> **WHAT THE TASK ASKS**: In the listing below, how many lines contain the word "this"? Please respond with the number only.

— START —

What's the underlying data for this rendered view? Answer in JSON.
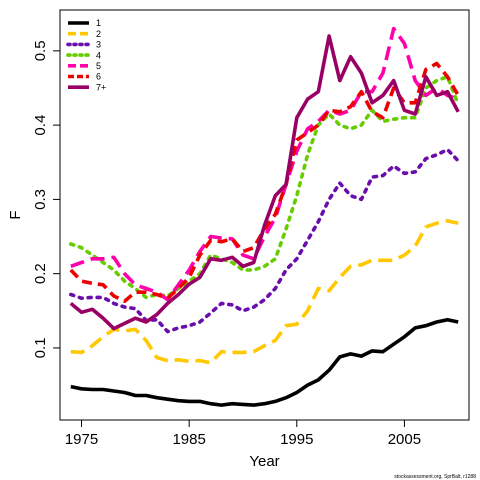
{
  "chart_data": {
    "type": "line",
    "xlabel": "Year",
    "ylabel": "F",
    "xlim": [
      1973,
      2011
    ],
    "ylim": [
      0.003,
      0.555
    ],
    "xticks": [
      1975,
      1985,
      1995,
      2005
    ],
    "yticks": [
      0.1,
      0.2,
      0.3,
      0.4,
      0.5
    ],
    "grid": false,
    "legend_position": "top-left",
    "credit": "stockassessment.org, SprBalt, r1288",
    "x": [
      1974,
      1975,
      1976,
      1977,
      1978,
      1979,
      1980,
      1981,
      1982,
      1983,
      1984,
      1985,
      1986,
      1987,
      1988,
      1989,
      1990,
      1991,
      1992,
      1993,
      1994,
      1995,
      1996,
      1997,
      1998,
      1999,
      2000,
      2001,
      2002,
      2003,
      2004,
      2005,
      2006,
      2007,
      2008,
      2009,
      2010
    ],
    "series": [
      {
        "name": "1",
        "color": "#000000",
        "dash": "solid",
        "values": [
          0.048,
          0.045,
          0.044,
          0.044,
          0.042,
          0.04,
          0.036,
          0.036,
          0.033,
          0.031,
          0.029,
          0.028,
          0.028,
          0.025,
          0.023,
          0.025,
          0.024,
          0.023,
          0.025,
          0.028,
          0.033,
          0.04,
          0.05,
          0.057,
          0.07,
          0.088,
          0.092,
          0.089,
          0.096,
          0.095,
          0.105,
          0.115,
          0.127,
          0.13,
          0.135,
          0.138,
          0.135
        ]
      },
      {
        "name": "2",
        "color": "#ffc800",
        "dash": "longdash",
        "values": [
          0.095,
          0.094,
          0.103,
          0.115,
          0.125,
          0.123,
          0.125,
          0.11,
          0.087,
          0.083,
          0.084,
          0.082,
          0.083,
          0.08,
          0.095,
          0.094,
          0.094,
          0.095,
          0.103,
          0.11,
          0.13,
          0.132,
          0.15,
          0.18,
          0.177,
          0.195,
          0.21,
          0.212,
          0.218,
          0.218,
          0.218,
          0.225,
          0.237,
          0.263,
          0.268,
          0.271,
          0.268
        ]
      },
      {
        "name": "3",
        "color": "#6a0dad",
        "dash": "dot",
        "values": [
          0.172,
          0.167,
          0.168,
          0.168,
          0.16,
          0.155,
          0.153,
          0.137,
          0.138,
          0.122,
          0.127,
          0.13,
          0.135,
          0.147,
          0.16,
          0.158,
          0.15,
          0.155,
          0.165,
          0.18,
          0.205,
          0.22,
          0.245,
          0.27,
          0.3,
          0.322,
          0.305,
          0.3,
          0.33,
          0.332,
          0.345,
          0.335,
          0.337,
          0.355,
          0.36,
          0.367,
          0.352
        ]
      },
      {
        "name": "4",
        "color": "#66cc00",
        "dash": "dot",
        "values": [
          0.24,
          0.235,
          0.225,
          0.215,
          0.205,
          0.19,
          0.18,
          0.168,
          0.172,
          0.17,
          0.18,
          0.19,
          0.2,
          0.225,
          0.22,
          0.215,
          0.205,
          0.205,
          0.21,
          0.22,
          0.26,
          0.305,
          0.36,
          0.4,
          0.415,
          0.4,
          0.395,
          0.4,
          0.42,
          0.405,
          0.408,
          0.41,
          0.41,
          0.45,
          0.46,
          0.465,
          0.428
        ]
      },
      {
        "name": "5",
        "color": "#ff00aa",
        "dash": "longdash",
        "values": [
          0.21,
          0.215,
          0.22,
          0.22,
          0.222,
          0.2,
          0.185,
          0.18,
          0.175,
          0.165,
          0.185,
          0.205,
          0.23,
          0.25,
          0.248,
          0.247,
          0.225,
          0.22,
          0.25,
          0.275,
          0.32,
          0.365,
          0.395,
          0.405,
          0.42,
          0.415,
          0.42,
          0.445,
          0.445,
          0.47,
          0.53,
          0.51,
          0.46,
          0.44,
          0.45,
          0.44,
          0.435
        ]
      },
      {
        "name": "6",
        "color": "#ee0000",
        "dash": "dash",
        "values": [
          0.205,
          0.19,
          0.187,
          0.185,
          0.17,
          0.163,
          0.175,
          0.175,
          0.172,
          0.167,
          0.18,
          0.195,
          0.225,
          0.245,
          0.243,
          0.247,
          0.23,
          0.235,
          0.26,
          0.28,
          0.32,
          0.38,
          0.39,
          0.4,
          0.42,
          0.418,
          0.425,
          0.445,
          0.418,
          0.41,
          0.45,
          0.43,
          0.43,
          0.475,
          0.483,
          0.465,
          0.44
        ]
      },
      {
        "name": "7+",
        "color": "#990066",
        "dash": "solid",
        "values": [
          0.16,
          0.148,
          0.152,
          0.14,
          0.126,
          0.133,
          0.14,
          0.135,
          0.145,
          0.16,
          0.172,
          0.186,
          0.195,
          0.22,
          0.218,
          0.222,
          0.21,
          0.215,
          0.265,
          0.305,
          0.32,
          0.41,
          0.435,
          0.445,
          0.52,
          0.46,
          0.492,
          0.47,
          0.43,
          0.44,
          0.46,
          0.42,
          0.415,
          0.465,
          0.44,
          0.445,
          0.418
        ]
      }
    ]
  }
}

— END —
— START —

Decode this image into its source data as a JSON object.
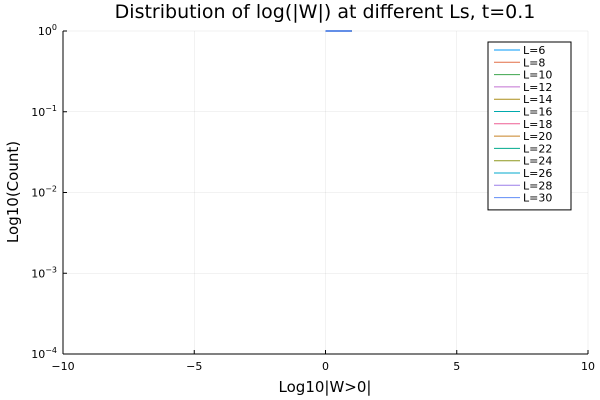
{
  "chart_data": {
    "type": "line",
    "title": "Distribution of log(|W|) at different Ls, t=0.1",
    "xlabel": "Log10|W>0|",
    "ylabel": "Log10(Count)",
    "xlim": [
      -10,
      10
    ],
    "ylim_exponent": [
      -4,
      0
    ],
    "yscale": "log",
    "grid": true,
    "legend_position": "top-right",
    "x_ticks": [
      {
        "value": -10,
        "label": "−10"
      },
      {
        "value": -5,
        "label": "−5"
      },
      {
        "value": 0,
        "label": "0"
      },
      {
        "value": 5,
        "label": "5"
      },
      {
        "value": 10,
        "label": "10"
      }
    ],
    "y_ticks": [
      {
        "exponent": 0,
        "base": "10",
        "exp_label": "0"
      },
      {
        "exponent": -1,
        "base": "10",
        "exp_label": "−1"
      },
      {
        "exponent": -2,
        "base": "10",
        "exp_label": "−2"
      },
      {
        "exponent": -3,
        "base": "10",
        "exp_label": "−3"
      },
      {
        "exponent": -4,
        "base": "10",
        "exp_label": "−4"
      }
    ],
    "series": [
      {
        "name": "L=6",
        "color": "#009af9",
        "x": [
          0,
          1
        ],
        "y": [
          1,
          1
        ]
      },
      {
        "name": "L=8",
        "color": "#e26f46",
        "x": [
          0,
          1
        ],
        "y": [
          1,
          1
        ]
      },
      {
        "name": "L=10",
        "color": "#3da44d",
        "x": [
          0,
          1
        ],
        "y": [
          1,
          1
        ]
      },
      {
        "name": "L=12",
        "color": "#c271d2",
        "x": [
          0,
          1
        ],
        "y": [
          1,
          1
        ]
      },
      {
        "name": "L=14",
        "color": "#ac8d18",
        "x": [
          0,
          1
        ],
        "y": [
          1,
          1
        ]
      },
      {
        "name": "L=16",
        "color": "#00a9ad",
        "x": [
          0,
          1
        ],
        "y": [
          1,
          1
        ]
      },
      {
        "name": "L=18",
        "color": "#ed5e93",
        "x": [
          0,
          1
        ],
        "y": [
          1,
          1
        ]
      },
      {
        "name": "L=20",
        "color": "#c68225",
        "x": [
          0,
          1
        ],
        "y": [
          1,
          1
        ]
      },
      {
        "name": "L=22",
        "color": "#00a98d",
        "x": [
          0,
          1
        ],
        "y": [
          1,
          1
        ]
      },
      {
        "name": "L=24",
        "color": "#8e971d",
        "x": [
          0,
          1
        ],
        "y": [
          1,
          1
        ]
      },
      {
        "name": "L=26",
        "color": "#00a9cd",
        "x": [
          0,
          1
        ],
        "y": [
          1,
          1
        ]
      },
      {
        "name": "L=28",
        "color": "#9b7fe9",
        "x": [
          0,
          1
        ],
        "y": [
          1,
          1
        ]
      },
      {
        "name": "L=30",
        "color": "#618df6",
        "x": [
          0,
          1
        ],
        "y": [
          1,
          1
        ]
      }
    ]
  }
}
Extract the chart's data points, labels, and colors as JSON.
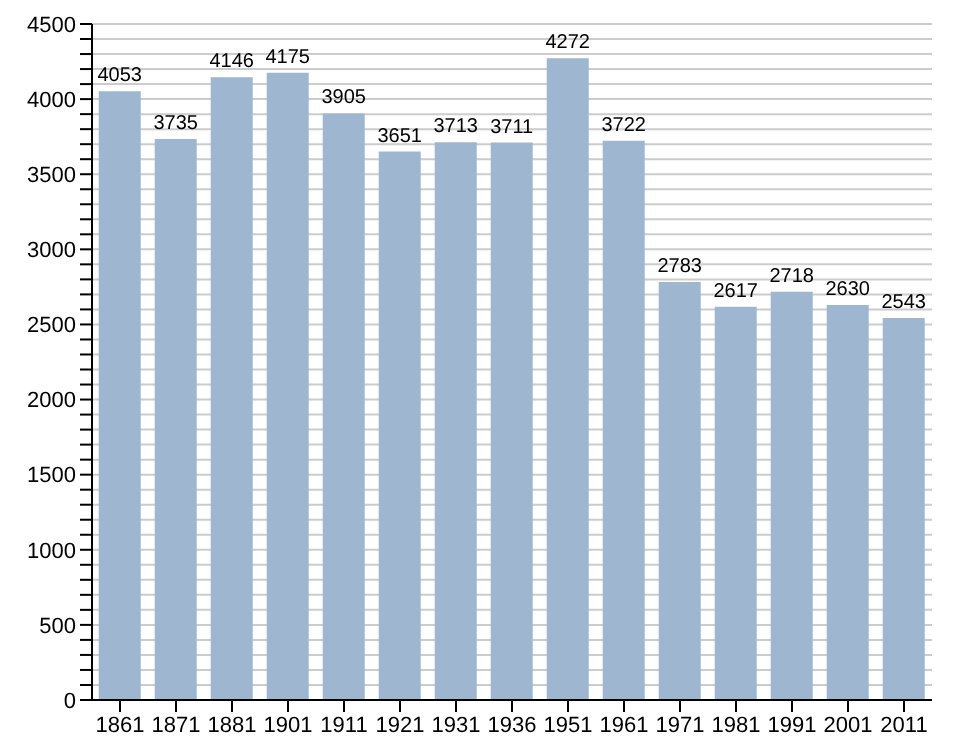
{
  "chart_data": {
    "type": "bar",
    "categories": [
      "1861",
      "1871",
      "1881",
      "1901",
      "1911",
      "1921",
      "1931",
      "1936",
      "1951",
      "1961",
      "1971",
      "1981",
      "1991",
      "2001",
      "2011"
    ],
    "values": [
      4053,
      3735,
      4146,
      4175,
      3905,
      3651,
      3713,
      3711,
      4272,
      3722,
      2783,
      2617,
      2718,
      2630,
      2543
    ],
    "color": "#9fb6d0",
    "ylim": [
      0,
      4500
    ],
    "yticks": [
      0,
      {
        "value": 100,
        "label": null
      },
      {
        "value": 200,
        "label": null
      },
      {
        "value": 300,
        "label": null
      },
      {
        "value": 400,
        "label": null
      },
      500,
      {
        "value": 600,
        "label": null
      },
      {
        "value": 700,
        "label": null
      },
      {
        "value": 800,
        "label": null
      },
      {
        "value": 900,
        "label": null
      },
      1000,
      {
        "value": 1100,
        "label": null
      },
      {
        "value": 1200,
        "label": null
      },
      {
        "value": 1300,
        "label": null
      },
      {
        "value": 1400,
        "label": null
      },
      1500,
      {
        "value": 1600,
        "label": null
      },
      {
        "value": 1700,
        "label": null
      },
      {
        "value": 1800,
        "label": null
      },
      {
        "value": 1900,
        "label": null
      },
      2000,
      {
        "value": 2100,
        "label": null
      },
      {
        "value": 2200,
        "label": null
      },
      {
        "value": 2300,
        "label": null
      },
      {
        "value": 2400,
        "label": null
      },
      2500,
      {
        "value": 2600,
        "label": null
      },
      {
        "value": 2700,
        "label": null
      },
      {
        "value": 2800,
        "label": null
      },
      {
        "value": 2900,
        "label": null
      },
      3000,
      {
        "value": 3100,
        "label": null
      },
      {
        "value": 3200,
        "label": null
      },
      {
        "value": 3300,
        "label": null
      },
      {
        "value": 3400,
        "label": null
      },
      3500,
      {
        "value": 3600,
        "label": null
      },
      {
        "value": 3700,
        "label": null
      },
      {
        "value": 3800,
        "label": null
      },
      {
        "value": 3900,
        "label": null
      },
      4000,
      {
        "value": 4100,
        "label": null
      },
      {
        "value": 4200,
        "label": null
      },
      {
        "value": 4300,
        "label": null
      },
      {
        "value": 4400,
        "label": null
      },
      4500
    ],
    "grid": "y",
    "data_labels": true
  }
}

— END —
— START —

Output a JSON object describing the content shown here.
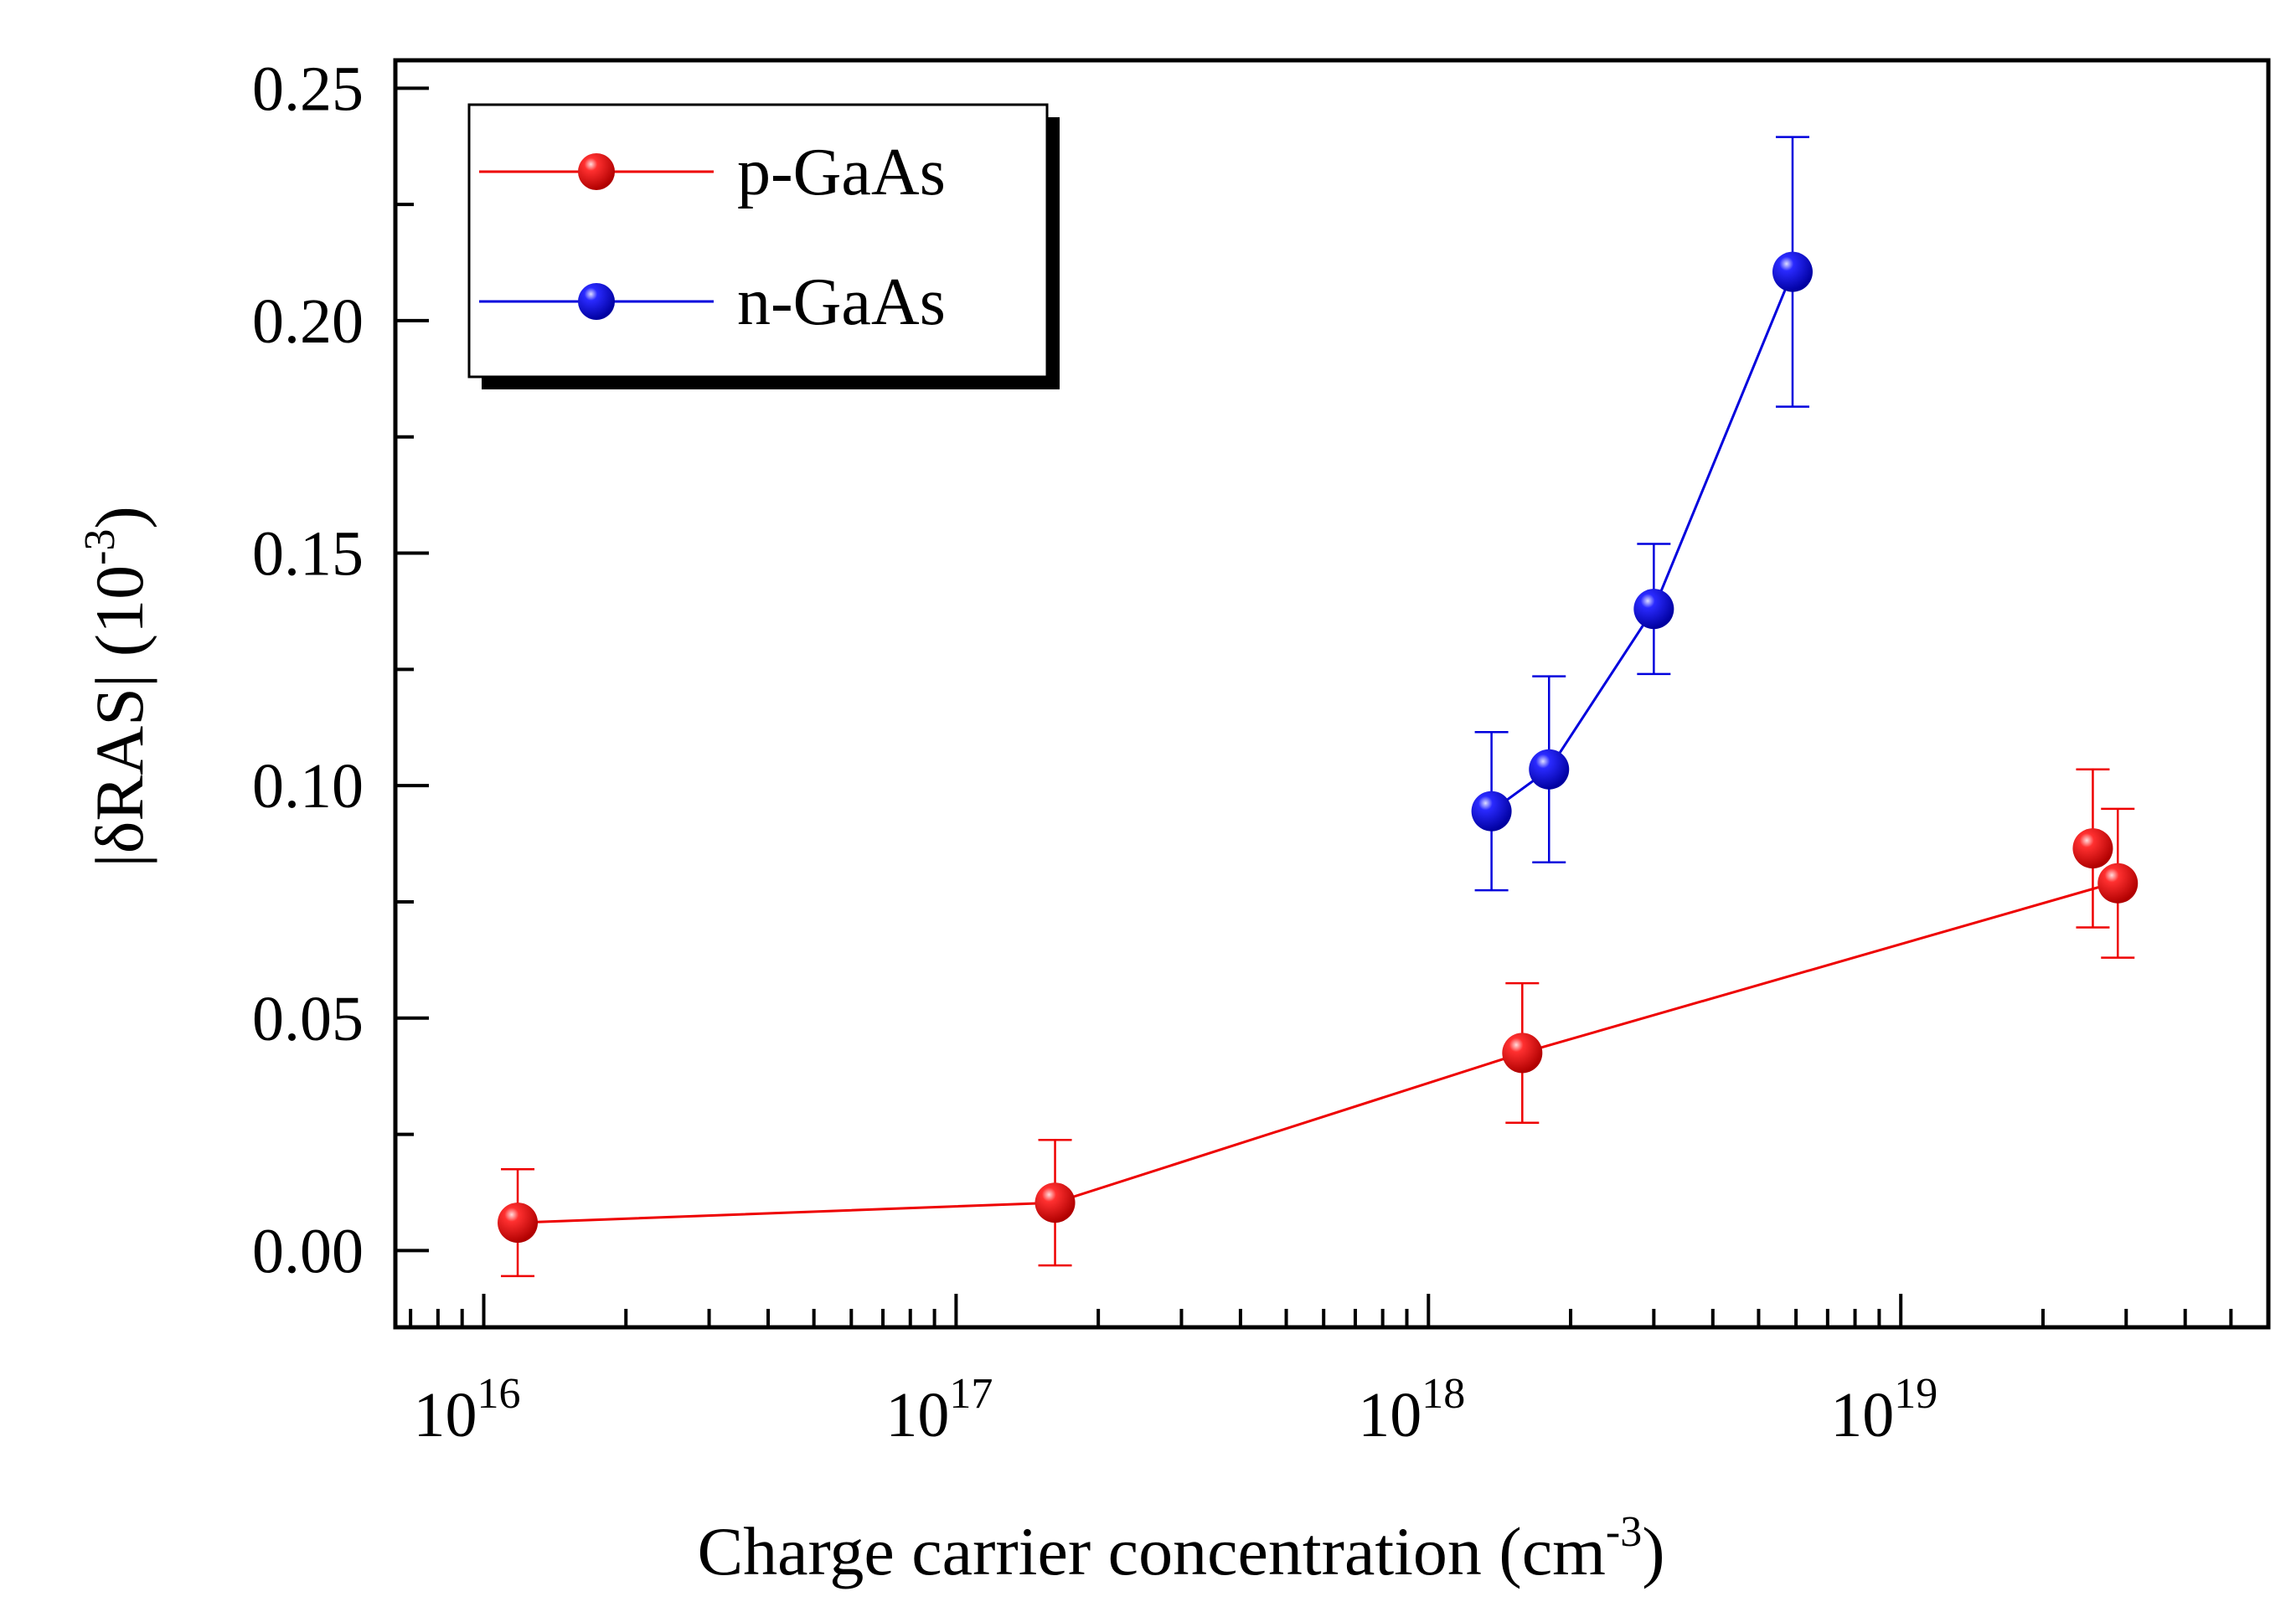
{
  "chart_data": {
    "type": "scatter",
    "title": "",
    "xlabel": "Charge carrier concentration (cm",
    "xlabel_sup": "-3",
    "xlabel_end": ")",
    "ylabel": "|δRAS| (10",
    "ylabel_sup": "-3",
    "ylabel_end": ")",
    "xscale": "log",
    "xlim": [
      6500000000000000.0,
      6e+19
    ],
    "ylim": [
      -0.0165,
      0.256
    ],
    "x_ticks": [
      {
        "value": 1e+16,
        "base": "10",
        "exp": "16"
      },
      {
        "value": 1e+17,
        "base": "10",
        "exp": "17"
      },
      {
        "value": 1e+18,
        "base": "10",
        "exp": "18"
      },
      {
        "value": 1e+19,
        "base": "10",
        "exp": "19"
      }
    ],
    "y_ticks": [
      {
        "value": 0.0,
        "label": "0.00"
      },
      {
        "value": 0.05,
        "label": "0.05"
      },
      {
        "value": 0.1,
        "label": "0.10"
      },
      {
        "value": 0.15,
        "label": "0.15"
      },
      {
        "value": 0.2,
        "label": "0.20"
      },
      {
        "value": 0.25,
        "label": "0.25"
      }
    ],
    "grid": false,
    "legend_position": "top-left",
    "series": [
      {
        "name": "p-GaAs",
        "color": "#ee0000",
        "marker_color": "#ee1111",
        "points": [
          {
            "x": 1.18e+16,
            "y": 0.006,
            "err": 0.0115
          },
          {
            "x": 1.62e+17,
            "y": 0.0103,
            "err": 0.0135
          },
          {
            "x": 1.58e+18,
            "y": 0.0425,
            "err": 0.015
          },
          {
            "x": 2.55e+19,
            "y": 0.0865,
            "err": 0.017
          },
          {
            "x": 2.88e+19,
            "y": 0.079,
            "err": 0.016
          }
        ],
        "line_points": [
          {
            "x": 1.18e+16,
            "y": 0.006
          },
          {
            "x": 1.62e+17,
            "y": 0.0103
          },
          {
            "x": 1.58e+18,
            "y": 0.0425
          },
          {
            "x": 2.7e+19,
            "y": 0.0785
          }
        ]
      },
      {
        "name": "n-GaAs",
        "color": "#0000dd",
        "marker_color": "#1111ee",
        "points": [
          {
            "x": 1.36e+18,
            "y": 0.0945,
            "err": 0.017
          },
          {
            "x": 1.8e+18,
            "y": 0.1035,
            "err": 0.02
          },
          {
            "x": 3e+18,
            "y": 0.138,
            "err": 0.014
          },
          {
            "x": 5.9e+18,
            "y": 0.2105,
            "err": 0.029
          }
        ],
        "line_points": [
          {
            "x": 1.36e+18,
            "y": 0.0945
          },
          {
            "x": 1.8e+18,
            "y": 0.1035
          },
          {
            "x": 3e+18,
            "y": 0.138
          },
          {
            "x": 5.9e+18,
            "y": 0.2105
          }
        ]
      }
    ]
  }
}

— END —

> **REPLY TO THE TASK**: 2